Entries from a dataset:
◆ ◆ ◆
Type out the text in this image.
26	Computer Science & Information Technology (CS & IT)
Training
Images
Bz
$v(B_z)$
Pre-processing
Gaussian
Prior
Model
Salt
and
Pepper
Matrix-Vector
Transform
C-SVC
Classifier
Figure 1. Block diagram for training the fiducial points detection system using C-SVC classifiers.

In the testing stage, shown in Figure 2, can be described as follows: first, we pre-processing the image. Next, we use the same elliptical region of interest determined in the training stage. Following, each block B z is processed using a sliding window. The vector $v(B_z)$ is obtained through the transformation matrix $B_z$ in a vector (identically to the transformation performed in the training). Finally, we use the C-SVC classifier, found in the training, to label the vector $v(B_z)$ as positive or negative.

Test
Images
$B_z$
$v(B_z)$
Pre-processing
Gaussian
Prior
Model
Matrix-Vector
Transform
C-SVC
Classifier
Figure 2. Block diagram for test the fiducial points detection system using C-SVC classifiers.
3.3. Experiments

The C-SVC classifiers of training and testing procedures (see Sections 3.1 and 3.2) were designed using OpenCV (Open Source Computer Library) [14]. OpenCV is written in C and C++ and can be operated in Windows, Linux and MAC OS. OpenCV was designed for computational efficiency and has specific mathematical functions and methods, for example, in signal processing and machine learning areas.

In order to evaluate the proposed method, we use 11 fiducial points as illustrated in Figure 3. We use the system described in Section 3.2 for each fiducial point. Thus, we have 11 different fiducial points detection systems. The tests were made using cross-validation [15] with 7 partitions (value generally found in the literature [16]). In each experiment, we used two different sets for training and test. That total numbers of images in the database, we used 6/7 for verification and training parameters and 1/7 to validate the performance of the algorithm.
◆ ◆ ◆
## Goal of the exercise
Only lines with the string "fiducial" belong in your answer; copy each one.

## Reply
Figure 1. Block diagram for training the fiducial points detection system using C-SVC classifiers.
Figure 2. Block diagram for test the fiducial points detection system using C-SVC classifiers.
In order to evaluate the proposed method, we use 11 fiducial points as illustrated in Figure 3. We use the system described in Section 3.2 for each fiducial point. Thus, we have 11 different fiducial points detection systems. The tests were made using cross-validation [15] with 7 partitions (value generally found in the literature [16]). In each experiment, we used two different sets for training and test. That total numbers of images in the database, we used 6/7 for verification and training parameters and 1/7 to validate the performance of the algorithm.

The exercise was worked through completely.